→ **EXERCISE MATERIAL**
== Segment start ==

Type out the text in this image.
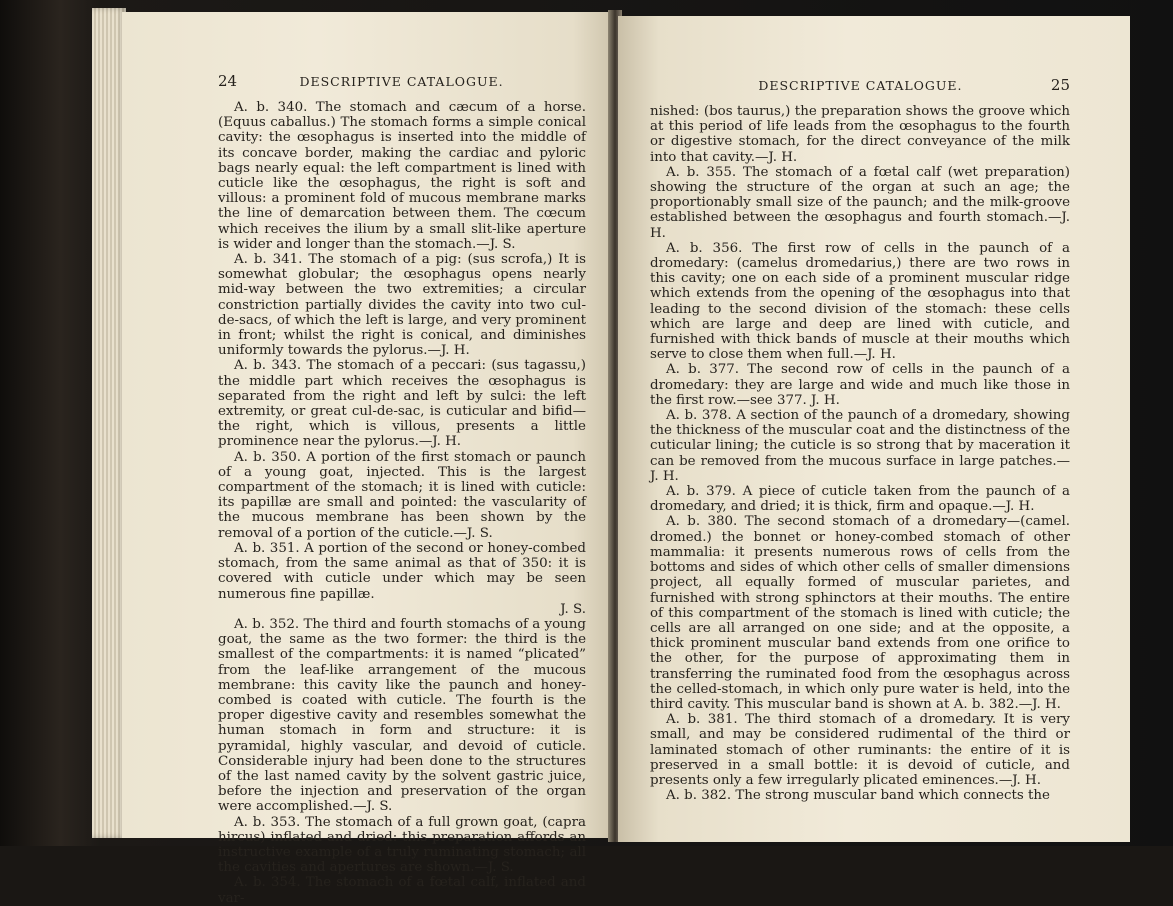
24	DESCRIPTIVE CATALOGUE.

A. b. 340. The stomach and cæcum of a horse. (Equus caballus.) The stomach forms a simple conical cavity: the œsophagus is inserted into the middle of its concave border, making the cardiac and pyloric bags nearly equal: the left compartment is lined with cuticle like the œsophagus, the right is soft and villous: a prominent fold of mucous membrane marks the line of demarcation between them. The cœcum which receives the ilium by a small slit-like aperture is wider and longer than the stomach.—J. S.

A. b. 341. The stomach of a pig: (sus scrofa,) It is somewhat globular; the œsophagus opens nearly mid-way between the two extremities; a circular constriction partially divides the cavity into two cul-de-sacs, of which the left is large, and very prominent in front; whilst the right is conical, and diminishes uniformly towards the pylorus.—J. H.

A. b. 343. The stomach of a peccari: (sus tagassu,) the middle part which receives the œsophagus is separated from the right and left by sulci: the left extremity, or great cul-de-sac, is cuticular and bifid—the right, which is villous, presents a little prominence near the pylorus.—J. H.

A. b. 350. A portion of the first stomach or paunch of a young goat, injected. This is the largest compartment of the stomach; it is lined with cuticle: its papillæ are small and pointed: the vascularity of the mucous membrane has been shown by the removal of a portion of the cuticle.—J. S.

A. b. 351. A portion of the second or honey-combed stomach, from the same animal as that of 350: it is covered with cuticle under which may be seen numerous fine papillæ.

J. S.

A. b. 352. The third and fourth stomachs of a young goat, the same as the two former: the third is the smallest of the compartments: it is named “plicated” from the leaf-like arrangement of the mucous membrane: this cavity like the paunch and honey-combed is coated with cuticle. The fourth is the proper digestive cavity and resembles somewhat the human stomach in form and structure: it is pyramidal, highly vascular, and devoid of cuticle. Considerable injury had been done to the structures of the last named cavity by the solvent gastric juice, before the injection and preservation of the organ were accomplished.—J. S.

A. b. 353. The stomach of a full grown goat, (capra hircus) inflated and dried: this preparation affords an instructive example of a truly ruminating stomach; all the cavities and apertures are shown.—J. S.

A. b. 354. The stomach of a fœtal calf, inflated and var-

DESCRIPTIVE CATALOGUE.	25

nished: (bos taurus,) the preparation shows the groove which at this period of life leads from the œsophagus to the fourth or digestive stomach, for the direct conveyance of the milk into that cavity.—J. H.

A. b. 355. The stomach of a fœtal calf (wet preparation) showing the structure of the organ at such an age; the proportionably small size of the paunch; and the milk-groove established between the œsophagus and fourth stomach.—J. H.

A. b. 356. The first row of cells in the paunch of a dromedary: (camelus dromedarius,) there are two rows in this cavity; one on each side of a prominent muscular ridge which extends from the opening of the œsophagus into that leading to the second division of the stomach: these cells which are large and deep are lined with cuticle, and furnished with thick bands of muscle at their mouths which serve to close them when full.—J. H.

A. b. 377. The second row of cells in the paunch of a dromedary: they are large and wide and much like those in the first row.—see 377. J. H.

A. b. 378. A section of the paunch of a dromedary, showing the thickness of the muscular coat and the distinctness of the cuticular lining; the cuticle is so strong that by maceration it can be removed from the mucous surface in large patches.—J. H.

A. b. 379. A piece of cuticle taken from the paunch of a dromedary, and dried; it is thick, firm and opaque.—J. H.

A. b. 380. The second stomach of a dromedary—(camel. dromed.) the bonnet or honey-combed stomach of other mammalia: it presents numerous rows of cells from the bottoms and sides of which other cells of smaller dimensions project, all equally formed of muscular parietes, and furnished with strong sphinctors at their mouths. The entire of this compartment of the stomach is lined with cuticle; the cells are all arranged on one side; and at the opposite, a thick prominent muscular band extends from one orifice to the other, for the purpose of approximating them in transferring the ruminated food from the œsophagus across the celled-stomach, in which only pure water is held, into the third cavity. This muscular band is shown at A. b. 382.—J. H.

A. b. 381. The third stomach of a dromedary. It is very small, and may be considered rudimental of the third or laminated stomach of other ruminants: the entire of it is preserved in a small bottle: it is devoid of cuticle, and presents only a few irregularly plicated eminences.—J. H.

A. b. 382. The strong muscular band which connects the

== Segment end ==
== Segment start ==

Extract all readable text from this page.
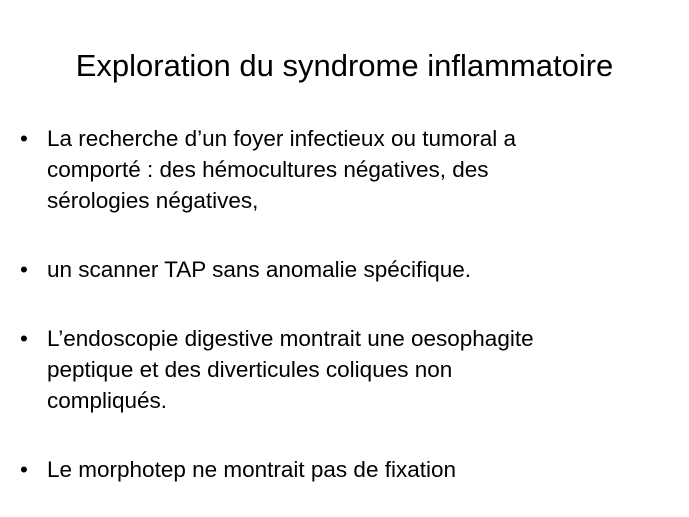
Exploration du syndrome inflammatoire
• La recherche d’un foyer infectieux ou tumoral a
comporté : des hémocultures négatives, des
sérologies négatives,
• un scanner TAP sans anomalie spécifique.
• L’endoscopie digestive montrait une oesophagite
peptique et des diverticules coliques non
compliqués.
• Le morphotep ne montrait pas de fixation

== Segment end ==
== Segment start ==

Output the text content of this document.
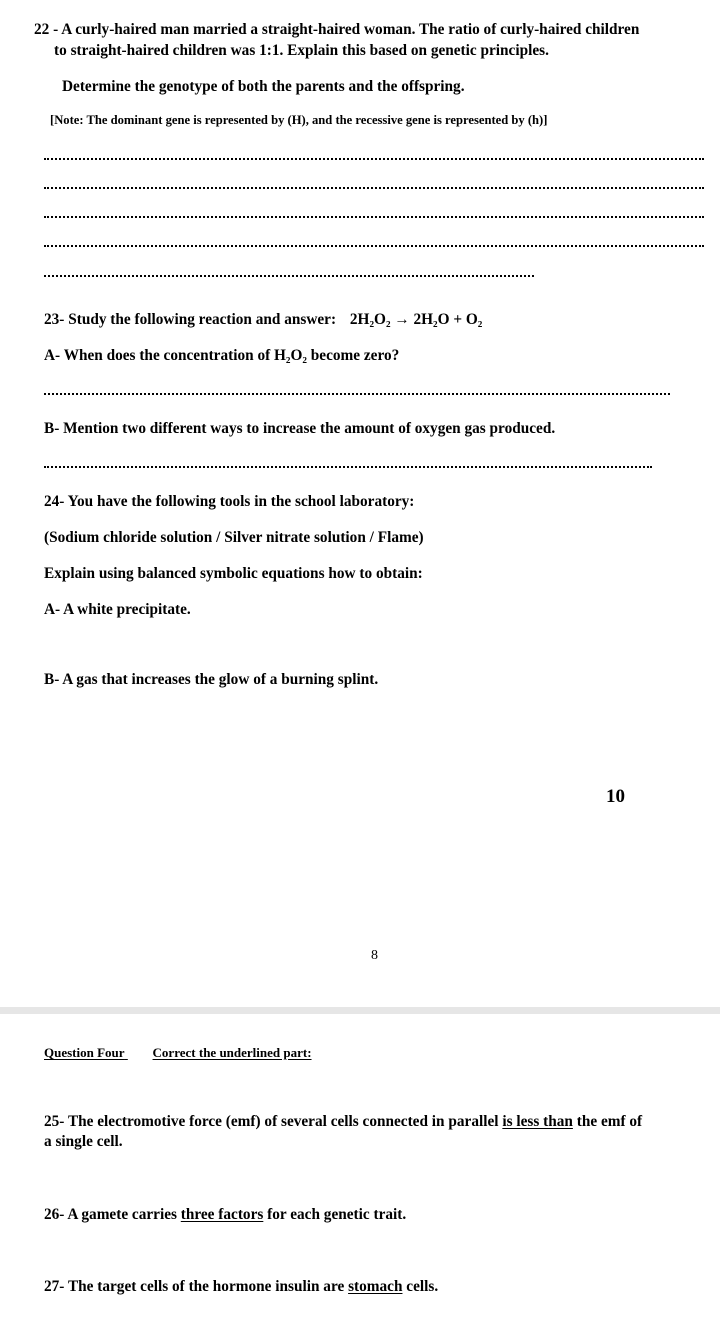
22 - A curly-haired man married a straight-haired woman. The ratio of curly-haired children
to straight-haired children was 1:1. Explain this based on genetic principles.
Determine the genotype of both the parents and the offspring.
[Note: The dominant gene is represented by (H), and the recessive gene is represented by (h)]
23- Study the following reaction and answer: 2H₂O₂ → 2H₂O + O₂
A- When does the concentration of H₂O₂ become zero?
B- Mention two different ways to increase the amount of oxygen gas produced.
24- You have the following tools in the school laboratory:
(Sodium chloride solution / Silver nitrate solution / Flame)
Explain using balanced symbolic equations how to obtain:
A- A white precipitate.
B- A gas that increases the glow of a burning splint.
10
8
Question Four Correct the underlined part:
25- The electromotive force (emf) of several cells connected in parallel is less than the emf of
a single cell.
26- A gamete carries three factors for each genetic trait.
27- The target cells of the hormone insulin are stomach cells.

== Segment end ==

→ **PROBLEM DETAILS**
Could you report how many lines of the listing contain the word "genetic"? Only the number is needed.

→ **COMPLETED TASK**
2